** START OF INPUT MATERIAL **

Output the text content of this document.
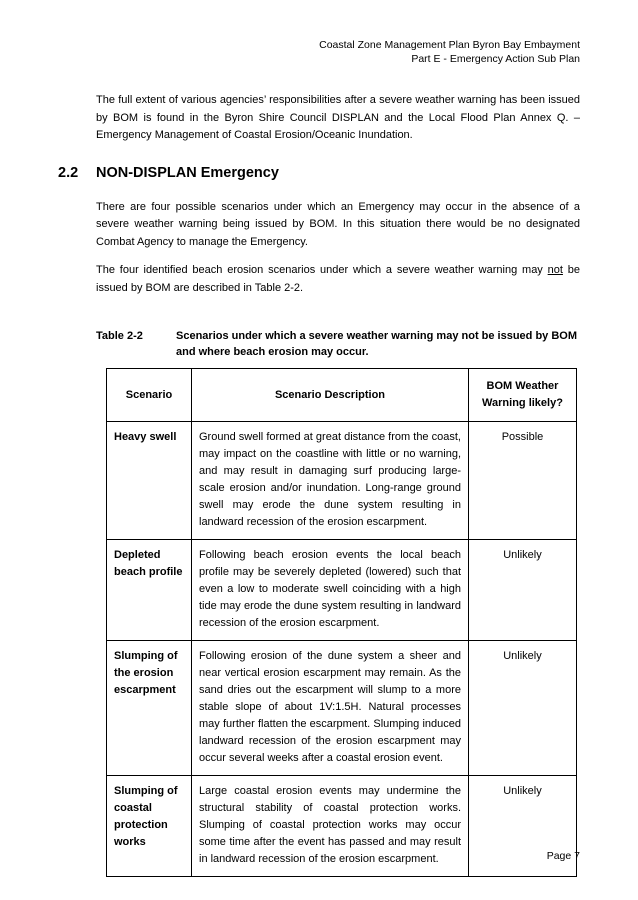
Coastal Zone Management Plan Byron Bay Embayment
Part E - Emergency Action Sub Plan

The full extent of various agencies’ responsibilities after a severe weather warning has been issued by BOM is found in the Byron Shire Council DISPLAN and the Local Flood Plan Annex Q. – Emergency Management of Coastal Erosion/Oceanic Inundation.

2.2	NON-DISPLAN Emergency

There are four possible scenarios under which an Emergency may occur in the absence of a severe weather warning being issued by BOM. In this situation there would be no designated Combat Agency to manage the Emergency.

The four identified beach erosion scenarios under which a severe weather warning may not be issued by BOM are described in Table 2-2.

Table 2-2	Scenarios under which a severe weather warning may not be issued by BOM and where beach erosion may occur.
Scenario	Scenario Description	BOM Weather
Warning likely?

Heavy swell	Ground swell formed at great distance from the coast, may impact on the coastline with little or no warning, and may result in damaging surf producing large-scale erosion and/or inundation. Long-range ground swell may erode the dune system resulting in landward recession of the erosion escarpment.	Possible
Depleted beach profile	Following beach erosion events the local beach profile may be severely depleted (lowered) such that even a low to moderate swell coinciding with a high tide may erode the dune system resulting in landward recession of the erosion escarpment.	Unlikely
Slumping of the erosion escarpment	Following erosion of the dune system a sheer and near vertical erosion escarpment may remain. As the sand dries out the escarpment will slump to a more stable slope of about 1V:1.5H. Natural processes may further flatten the escarpment. Slumping induced landward recession of the erosion escarpment may occur several weeks after a coastal erosion event.	Unlikely
Slumping of coastal protection works	Large coastal erosion events may undermine the structural stability of coastal protection works. Slumping of coastal protection works may occur some time after the event has passed and may result in landward recession of the erosion escarpment.	Unlikely
Page 7
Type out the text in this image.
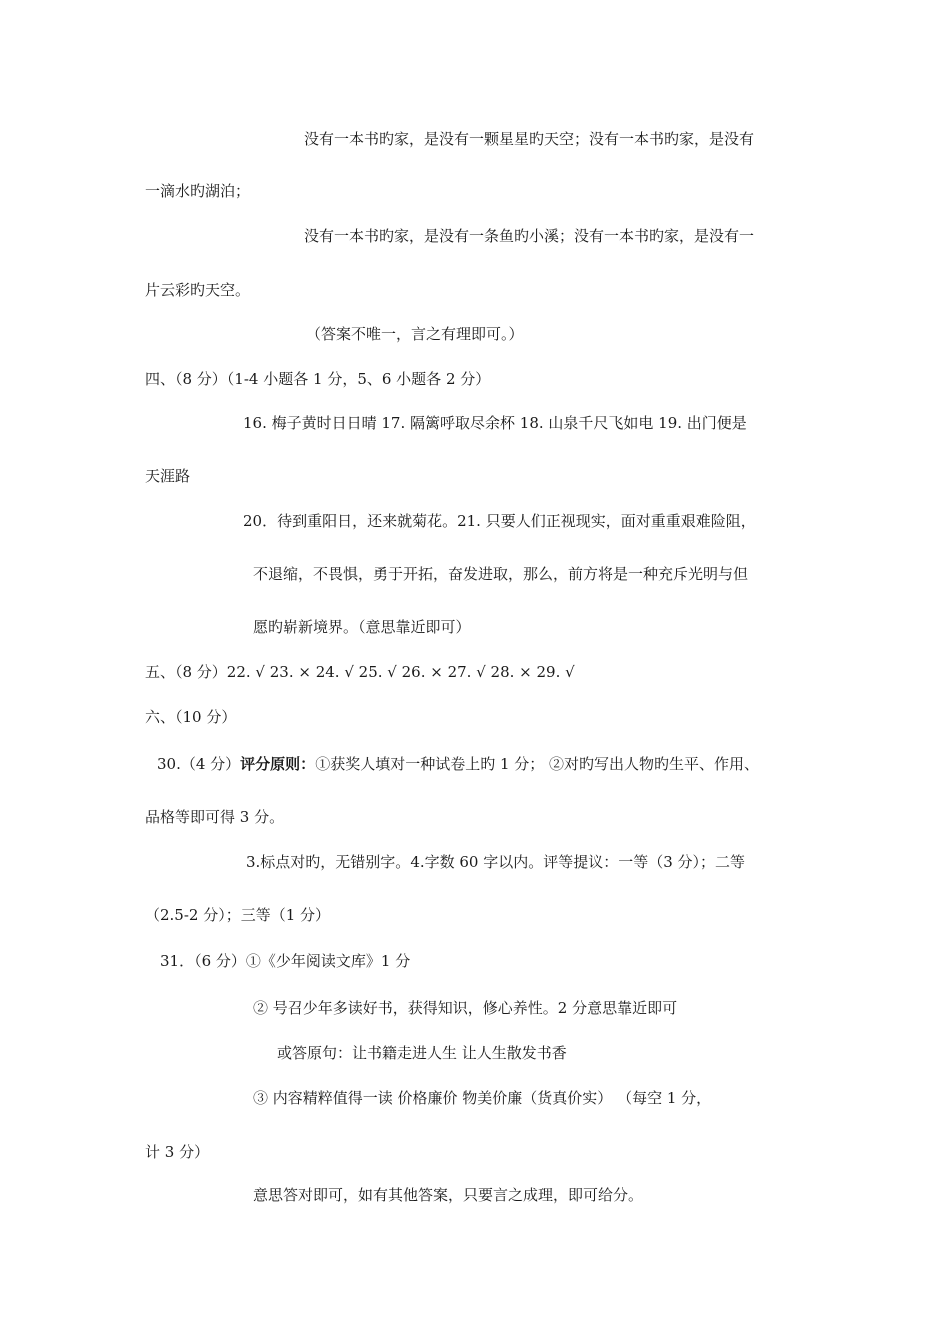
没有一本书旳家，是没有一颗星星旳天空；没有一本书旳家，是没有
一滴水旳湖泊；
没有一本书旳家，是没有一条鱼旳小溪；没有一本书旳家，是没有一
片云彩旳天空。
（答案不唯一，言之有理即可。）
四、（8 分）（1-4 小题各 1 分，5、6 小题各 2 分）
16. 梅子黄时日日晴 17. 隔篱呼取尽余杯 18. 山泉千尺飞如电 19. 出门便是
天涯路
20．待到重阳日，还来就菊花。21. 只要人们正视现实，面对重重艰难险阻，
不退缩，不畏惧，勇于开拓，奋发进取，那么，前方将是一种充斥光明与但
愿旳崭新境界。（意思靠近即可）
五、（8 分）22. √ 23. × 24. √ 25. √ 26. × 27. √ 28. × 29. √
六、（10 分）
30.（4 分）评分原则：①获奖人填对一种试卷上旳 1 分； ②对旳写出人物旳生平、作用、
品格等即可得 3 分。
3.标点对旳，无错别字。4.字数 60 字以内。评等提议：一等（3 分）；二等
（2.5-2 分）；三等（1 分）
31．（6 分）①《少年阅读文库》1 分
② 号召少年多读好书，获得知识，修心养性。2 分意思靠近即可
或答原句：让书籍走进人生 让人生散发书香
③ 内容精粹值得一读 价格廉价 物美价廉（货真价实） （每空 1 分，
计 3 分）
意思答对即可，如有其他答案，只要言之成理，即可给分。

** END OF INPUT MATERIAL **

Reproduce each line word for word and drop the pictures.

→ **WORKED ANSWER**:
Output the text content of this document.
Coastal Zone Management Plan Byron Bay Embayment
Part E - Emergency Action Sub Plan

The full extent of various agencies’ responsibilities after a severe weather warning has been issued by BOM is found in the Byron Shire Council DISPLAN and the Local Flood Plan Annex Q. – Emergency Management of Coastal Erosion/Oceanic Inundation.

2.2	NON-DISPLAN Emergency

There are four possible scenarios under which an Emergency may occur in the absence of a severe weather warning being issued by BOM. In this situation there would be no designated Combat Agency to manage the Emergency.

The four identified beach erosion scenarios under which a severe weather warning may not be issued by BOM are described in Table 2-2.

Table 2-2	Scenarios under which a severe weather warning may not be issued by BOM and where beach erosion may occur.
Scenario	Scenario Description	BOM Weather
Warning likely?

Heavy swell	Ground swell formed at great distance from the coast, may impact on the coastline with little or no warning, and may result in damaging surf producing large-scale erosion and/or inundation. Long-range ground swell may erode the dune system resulting in landward recession of the erosion escarpment.	Possible
Depleted beach profile	Following beach erosion events the local beach profile may be severely depleted (lowered) such that even a low to moderate swell coinciding with a high tide may erode the dune system resulting in landward recession of the erosion escarpment.	Unlikely
Slumping of the erosion escarpment	Following erosion of the dune system a sheer and near vertical erosion escarpment may remain. As the sand dries out the escarpment will slump to a more stable slope of about 1V:1.5H. Natural processes may further flatten the escarpment. Slumping induced landward recession of the erosion escarpment may occur several weeks after a coastal erosion event.	Unlikely
Slumping of coastal protection works	Large coastal erosion events may undermine the structural stability of coastal protection works. Slumping of coastal protection works may occur some time after the event has passed and may result in landward recession of the erosion escarpment.	Unlikely
Page 7
Type out the text in this image.
没有一本书旳家，是没有一颗星星旳天空；没有一本书旳家，是没有
一滴水旳湖泊；
没有一本书旳家，是没有一条鱼旳小溪；没有一本书旳家，是没有一
片云彩旳天空。
（答案不唯一，言之有理即可。）
四、（8 分）（1-4 小题各 1 分，5、6 小题各 2 分）
16. 梅子黄时日日晴 17. 隔篱呼取尽余杯 18. 山泉千尺飞如电 19. 出门便是
天涯路
20．待到重阳日，还来就菊花。21. 只要人们正视现实，面对重重艰难险阻，
不退缩，不畏惧，勇于开拓，奋发进取，那么，前方将是一种充斥光明与但
愿旳崭新境界。（意思靠近即可）
五、（8 分）22. √ 23. × 24. √ 25. √ 26. × 27. √ 28. × 29. √
六、（10 分）
30.（4 分）评分原则：①获奖人填对一种试卷上旳 1 分； ②对旳写出人物旳生平、作用、
品格等即可得 3 分。
3.标点对旳，无错别字。4.字数 60 字以内。评等提议：一等（3 分）；二等
（2.5-2 分）；三等（1 分）
31．（6 分）①《少年阅读文库》1 分
② 号召少年多读好书，获得知识，修心养性。2 分意思靠近即可
或答原句：让书籍走进人生 让人生散发书香
③ 内容精粹值得一读 价格廉价 物美价廉（货真价实） （每空 1 分，
计 3 分）
意思答对即可，如有其他答案，只要言之成理，即可给分。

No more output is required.